begin Data for processing

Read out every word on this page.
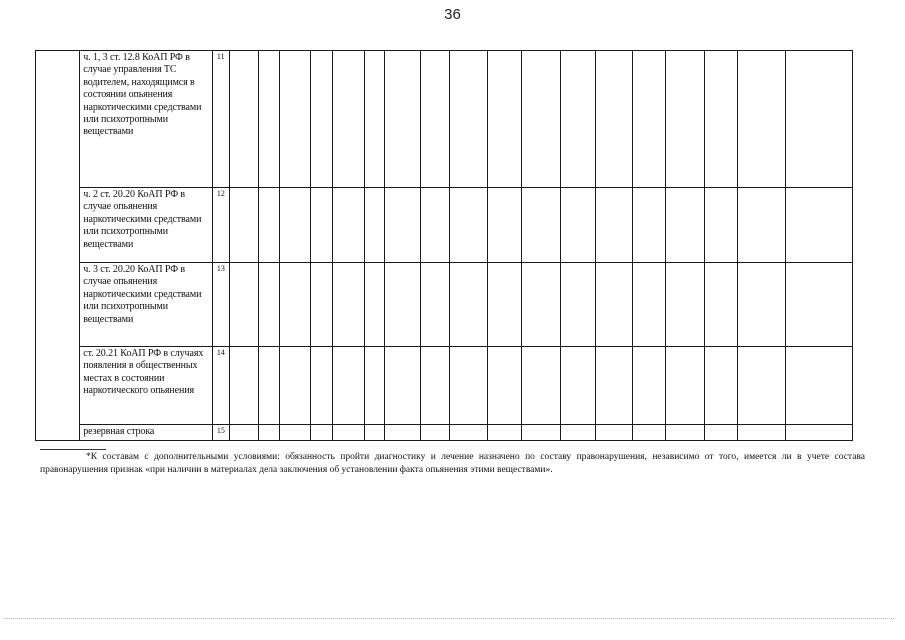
36
	ч. 1, 3 ст. 12.8 КоАП РФ в случае управления ТС водителем, находящимся в состоянии опьянения наркотическими средствами или психотропными веществами	11																		
	ч. 2 ст. 20.20 КоАП РФ в случае опьянения наркотическими средствами или психотропными веществами	12																		
	ч. 3 ст. 20.20 КоАП РФ в случае опьянения наркотическими средствами или психотропными веществами	13																		
	ст. 20.21 КоАП РФ в случаях появления в общественных местах в состоянии наркотического опьянения	14																		
	резервная строка	15																		
*К составам с дополнительными условиями: обязанность пройти диагностику и лечение назначено по составу правонарушения, независимо от того, имеется ли в учете состава правонарушения признак «при наличии в материалах дела заключения об установлении факта опьянения этими веществами».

end Data for processing

**Direction**
Of the lines in the listing, how many hold the word "наркотическими"? Nothing but the number is needed.

**Task solution**
3